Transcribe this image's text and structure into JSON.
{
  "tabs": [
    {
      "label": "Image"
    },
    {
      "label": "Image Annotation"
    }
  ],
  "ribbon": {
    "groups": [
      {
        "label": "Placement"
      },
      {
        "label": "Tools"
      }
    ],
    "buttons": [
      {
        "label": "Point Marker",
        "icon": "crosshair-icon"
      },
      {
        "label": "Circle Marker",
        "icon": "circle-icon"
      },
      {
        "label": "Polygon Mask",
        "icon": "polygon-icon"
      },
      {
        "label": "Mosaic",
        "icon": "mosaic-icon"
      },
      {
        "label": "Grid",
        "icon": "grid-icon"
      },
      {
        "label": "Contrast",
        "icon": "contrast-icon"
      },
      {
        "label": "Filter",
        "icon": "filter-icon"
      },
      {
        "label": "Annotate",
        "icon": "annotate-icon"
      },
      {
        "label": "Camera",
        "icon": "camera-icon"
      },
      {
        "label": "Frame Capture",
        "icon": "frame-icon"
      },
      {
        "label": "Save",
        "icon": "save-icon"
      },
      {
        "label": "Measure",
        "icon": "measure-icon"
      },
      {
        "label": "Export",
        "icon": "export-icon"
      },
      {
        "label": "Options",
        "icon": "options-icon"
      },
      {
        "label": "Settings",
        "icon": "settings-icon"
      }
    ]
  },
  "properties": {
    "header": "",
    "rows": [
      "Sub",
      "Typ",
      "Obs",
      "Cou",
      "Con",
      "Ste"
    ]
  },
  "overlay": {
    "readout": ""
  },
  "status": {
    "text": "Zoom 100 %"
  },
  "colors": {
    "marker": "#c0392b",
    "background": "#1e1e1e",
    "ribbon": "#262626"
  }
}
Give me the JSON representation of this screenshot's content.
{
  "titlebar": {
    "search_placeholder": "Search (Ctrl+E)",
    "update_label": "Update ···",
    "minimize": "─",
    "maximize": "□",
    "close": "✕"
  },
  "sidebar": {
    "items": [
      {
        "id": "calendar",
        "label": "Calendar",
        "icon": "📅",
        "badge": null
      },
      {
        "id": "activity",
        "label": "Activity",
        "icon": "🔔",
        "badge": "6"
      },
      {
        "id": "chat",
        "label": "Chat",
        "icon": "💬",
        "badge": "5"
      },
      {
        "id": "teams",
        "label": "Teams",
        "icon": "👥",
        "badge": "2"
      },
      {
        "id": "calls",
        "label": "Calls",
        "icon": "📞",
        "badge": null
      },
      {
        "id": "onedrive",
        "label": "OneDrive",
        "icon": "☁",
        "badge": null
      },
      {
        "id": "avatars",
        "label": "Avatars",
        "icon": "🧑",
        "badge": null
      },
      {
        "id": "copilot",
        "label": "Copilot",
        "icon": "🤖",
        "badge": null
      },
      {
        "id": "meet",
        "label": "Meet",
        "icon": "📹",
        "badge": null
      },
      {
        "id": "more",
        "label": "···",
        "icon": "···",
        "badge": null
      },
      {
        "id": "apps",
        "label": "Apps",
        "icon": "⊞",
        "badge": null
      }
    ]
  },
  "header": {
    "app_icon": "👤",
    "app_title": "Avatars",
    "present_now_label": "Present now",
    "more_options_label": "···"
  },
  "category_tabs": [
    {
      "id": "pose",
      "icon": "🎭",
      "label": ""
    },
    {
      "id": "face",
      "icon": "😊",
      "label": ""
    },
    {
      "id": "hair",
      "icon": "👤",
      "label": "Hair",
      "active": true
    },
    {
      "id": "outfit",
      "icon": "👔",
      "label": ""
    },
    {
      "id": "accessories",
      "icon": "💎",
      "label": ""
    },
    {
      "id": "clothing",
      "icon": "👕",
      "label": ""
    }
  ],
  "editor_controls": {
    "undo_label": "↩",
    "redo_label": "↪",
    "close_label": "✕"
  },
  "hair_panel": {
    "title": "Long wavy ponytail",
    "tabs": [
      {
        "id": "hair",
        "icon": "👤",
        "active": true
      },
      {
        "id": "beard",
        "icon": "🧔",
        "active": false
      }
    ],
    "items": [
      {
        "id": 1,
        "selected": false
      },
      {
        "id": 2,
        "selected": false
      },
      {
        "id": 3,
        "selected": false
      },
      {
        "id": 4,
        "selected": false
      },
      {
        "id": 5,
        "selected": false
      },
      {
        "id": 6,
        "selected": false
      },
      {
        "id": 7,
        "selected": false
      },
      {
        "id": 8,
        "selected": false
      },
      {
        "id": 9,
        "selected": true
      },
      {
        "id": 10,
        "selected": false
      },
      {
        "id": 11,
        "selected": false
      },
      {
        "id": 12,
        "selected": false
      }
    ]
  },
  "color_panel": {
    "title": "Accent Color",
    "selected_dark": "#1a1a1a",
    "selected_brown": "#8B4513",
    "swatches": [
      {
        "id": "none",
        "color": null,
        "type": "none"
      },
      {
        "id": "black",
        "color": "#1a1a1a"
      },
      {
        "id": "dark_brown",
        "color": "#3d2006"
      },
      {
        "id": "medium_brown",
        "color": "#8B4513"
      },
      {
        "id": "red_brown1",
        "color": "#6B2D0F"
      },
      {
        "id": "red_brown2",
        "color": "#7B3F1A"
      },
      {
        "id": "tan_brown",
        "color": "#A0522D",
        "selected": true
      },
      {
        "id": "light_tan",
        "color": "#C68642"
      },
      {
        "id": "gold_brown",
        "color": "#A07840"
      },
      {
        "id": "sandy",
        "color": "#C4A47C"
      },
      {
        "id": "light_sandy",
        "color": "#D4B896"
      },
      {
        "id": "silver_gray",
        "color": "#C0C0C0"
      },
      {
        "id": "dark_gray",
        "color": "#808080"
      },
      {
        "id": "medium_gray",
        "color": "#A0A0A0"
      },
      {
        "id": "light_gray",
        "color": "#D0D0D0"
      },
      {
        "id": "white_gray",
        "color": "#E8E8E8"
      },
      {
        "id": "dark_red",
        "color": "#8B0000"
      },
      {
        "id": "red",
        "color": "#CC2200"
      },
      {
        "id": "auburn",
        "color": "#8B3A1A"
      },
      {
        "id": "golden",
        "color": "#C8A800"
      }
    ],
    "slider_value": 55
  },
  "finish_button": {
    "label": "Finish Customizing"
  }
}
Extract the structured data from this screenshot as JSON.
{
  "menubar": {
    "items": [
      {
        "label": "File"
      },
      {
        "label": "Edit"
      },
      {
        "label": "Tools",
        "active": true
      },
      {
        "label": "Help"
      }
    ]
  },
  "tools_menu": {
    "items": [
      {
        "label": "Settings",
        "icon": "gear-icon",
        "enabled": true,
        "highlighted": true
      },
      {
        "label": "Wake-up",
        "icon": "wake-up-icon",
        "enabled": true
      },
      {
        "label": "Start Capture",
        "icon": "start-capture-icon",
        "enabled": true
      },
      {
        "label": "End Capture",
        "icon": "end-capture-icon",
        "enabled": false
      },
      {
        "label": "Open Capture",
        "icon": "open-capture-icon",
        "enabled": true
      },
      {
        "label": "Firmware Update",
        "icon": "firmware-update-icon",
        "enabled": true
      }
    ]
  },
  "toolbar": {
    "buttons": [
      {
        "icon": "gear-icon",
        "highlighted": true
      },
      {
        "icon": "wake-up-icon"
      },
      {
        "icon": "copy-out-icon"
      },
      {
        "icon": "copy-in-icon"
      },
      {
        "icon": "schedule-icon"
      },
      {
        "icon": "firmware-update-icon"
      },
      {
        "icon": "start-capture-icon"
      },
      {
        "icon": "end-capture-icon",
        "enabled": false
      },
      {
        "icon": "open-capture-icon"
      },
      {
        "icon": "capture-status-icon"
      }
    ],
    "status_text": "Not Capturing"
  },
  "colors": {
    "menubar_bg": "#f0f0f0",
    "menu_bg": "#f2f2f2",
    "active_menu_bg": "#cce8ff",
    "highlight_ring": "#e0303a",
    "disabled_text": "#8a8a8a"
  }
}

◆ Directions: The full set of records should be duplicated exactly.

◆ The solution:
Transcribe this image's text and structure into JSON.
{
  "tabs": [
    {
      "label": "Image"
    },
    {
      "label": "Image Annotation"
    }
  ],
  "ribbon": {
    "groups": [
      {
        "label": "Placement"
      },
      {
        "label": "Tools"
      }
    ],
    "buttons": [
      {
        "label": "Point Marker",
        "icon": "crosshair-icon"
      },
      {
        "label": "Circle Marker",
        "icon": "circle-icon"
      },
      {
        "label": "Polygon Mask",
        "icon": "polygon-icon"
      },
      {
        "label": "Mosaic",
        "icon": "mosaic-icon"
      },
      {
        "label": "Grid",
        "icon": "grid-icon"
      },
      {
        "label": "Contrast",
        "icon": "contrast-icon"
      },
      {
        "label": "Filter",
        "icon": "filter-icon"
      },
      {
        "label": "Annotate",
        "icon": "annotate-icon"
      },
      {
        "label": "Camera",
        "icon": "camera-icon"
      },
      {
        "label": "Frame Capture",
        "icon": "frame-icon"
      },
      {
        "label": "Save",
        "icon": "save-icon"
      },
      {
        "label": "Measure",
        "icon": "measure-icon"
      },
      {
        "label": "Export",
        "icon": "export-icon"
      },
      {
        "label": "Options",
        "icon": "options-icon"
      },
      {
        "label": "Settings",
        "icon": "settings-icon"
      }
    ]
  },
  "properties": {
    "header": "",
    "rows": [
      "Sub",
      "Typ",
      "Obs",
      "Cou",
      "Con",
      "Ste"
    ]
  },
  "overlay": {
    "readout": ""
  },
  "status": {
    "text": "Zoom 100 %"
  },
  "colors": {
    "marker": "#c0392b",
    "background": "#1e1e1e",
    "ribbon": "#262626"
  }
}
Give me the JSON representation of this screenshot's content.
{
  "titlebar": {
    "search_placeholder": "Search (Ctrl+E)",
    "update_label": "Update ···",
    "minimize": "─",
    "maximize": "□",
    "close": "✕"
  },
  "sidebar": {
    "items": [
      {
        "id": "calendar",
        "label": "Calendar",
        "icon": "📅",
        "badge": null
      },
      {
        "id": "activity",
        "label": "Activity",
        "icon": "🔔",
        "badge": "6"
      },
      {
        "id": "chat",
        "label": "Chat",
        "icon": "💬",
        "badge": "5"
      },
      {
        "id": "teams",
        "label": "Teams",
        "icon": "👥",
        "badge": "2"
      },
      {
        "id": "calls",
        "label": "Calls",
        "icon": "📞",
        "badge": null
      },
      {
        "id": "onedrive",
        "label": "OneDrive",
        "icon": "☁",
        "badge": null
      },
      {
        "id": "avatars",
        "label": "Avatars",
        "icon": "🧑",
        "badge": null
      },
      {
        "id": "copilot",
        "label": "Copilot",
        "icon": "🤖",
        "badge": null
      },
      {
        "id": "meet",
        "label": "Meet",
        "icon": "📹",
        "badge": null
      },
      {
        "id": "more",
        "label": "···",
        "icon": "···",
        "badge": null
      },
      {
        "id": "apps",
        "label": "Apps",
        "icon": "⊞",
        "badge": null
      }
    ]
  },
  "header": {
    "app_icon": "👤",
    "app_title": "Avatars",
    "present_now_label": "Present now",
    "more_options_label": "···"
  },
  "category_tabs": [
    {
      "id": "pose",
      "icon": "🎭",
      "label": ""
    },
    {
      "id": "face",
      "icon": "😊",
      "label": ""
    },
    {
      "id": "hair",
      "icon": "👤",
      "label": "Hair",
      "active": true
    },
    {
      "id": "outfit",
      "icon": "👔",
      "label": ""
    },
    {
      "id": "accessories",
      "icon": "💎",
      "label": ""
    },
    {
      "id": "clothing",
      "icon": "👕",
      "label": ""
    }
  ],
  "editor_controls": {
    "undo_label": "↩",
    "redo_label": "↪",
    "close_label": "✕"
  },
  "hair_panel": {
    "title": "Long wavy ponytail",
    "tabs": [
      {
        "id": "hair",
        "icon": "👤",
        "active": true
      },
      {
        "id": "beard",
        "icon": "🧔",
        "active": false
      }
    ],
    "items": [
      {
        "id": 1,
        "selected": false
      },
      {
        "id": 2,
        "selected": false
      },
      {
        "id": 3,
        "selected": false
      },
      {
        "id": 4,
        "selected": false
      },
      {
        "id": 5,
        "selected": false
      },
      {
        "id": 6,
        "selected": false
      },
      {
        "id": 7,
        "selected": false
      },
      {
        "id": 8,
        "selected": false
      },
      {
        "id": 9,
        "selected": true
      },
      {
        "id": 10,
        "selected": false
      },
      {
        "id": 11,
        "selected": false
      },
      {
        "id": 12,
        "selected": false
      }
    ]
  },
  "color_panel": {
    "title": "Accent Color",
    "selected_dark": "#1a1a1a",
    "selected_brown": "#8B4513",
    "swatches": [
      {
        "id": "none",
        "color": null,
        "type": "none"
      },
      {
        "id": "black",
        "color": "#1a1a1a"
      },
      {
        "id": "dark_brown",
        "color": "#3d2006"
      },
      {
        "id": "medium_brown",
        "color": "#8B4513"
      },
      {
        "id": "red_brown1",
        "color": "#6B2D0F"
      },
      {
        "id": "red_brown2",
        "color": "#7B3F1A"
      },
      {
        "id": "tan_brown",
        "color": "#A0522D",
        "selected": true
      },
      {
        "id": "light_tan",
        "color": "#C68642"
      },
      {
        "id": "gold_brown",
        "color": "#A07840"
      },
      {
        "id": "sandy",
        "color": "#C4A47C"
      },
      {
        "id": "light_sandy",
        "color": "#D4B896"
      },
      {
        "id": "silver_gray",
        "color": "#C0C0C0"
      },
      {
        "id": "dark_gray",
        "color": "#808080"
      },
      {
        "id": "medium_gray",
        "color": "#A0A0A0"
      },
      {
        "id": "light_gray",
        "color": "#D0D0D0"
      },
      {
        "id": "white_gray",
        "color": "#E8E8E8"
      },
      {
        "id": "dark_red",
        "color": "#8B0000"
      },
      {
        "id": "red",
        "color": "#CC2200"
      },
      {
        "id": "auburn",
        "color": "#8B3A1A"
      },
      {
        "id": "golden",
        "color": "#C8A800"
      }
    ],
    "slider_value": 55
  },
  "finish_button": {
    "label": "Finish Customizing"
  }
}
Extract the structured data from this screenshot as JSON.
{
  "menubar": {
    "items": [
      {
        "label": "File"
      },
      {
        "label": "Edit"
      },
      {
        "label": "Tools",
        "active": true
      },
      {
        "label": "Help"
      }
    ]
  },
  "tools_menu": {
    "items": [
      {
        "label": "Settings",
        "icon": "gear-icon",
        "enabled": true,
        "highlighted": true
      },
      {
        "label": "Wake-up",
        "icon": "wake-up-icon",
        "enabled": true
      },
      {
        "label": "Start Capture",
        "icon": "start-capture-icon",
        "enabled": true
      },
      {
        "label": "End Capture",
        "icon": "end-capture-icon",
        "enabled": false
      },
      {
        "label": "Open Capture",
        "icon": "open-capture-icon",
        "enabled": true
      },
      {
        "label": "Firmware Update",
        "icon": "firmware-update-icon",
        "enabled": true
      }
    ]
  },
  "toolbar": {
    "buttons": [
      {
        "icon": "gear-icon",
        "highlighted": true
      },
      {
        "icon": "wake-up-icon"
      },
      {
        "icon": "copy-out-icon"
      },
      {
        "icon": "copy-in-icon"
      },
      {
        "icon": "schedule-icon"
      },
      {
        "icon": "firmware-update-icon"
      },
      {
        "icon": "start-capture-icon"
      },
      {
        "icon": "end-capture-icon",
        "enabled": false
      },
      {
        "icon": "open-capture-icon"
      },
      {
        "icon": "capture-status-icon"
      }
    ],
    "status_text": "Not Capturing"
  },
  "colors": {
    "menubar_bg": "#f0f0f0",
    "menu_bg": "#f2f2f2",
    "active_menu_bg": "#cce8ff",
    "highlight_ring": "#e0303a",
    "disabled_text": "#8a8a8a"
  }
}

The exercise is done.